**Written exercise**
Note how many lines in the entries contain the string "TradeWave", then give that number and nothing else.

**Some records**
* begin *

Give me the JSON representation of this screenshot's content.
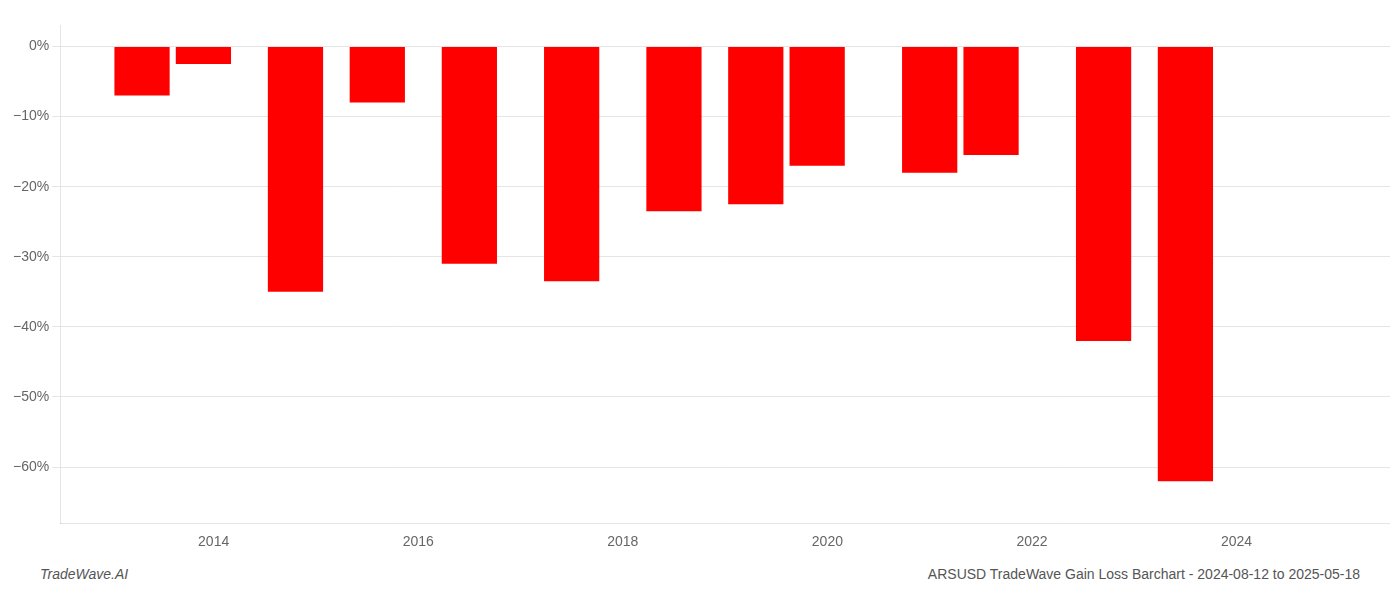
{
  "chart_data": {
    "type": "bar",
    "x": [
      2013.3,
      2013.9,
      2014.8,
      2015.6,
      2016.5,
      2017.5,
      2018.5,
      2019.3,
      2019.9,
      2021.0,
      2021.6,
      2022.7,
      2023.5
    ],
    "values": [
      -7.0,
      -2.5,
      -35.0,
      -8.0,
      -31.0,
      -33.5,
      -23.5,
      -22.5,
      -17.0,
      -18.0,
      -15.5,
      -42.0,
      -62.0
    ],
    "color": "#ff0000",
    "xlim": [
      2012.5,
      2025.5
    ],
    "xticks": [
      2014,
      2016,
      2018,
      2020,
      2022,
      2024
    ],
    "ylim": [
      -68,
      3
    ],
    "yticks": [
      {
        "value": 0,
        "label": "0%"
      },
      {
        "value": -10,
        "label": "−10%"
      },
      {
        "value": -20,
        "label": "−20%"
      },
      {
        "value": -30,
        "label": "−30%"
      },
      {
        "value": -40,
        "label": "−40%"
      },
      {
        "value": -50,
        "label": "−50%"
      },
      {
        "value": -60,
        "label": "−60%"
      }
    ],
    "grid": "y",
    "annotations": [
      "TradeWave.AI",
      "ARSUSD TradeWave Gain Loss Barchart - 2024-08-12 to 2025-05-18"
    ]
  }
}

* end *

**Exercise result**
2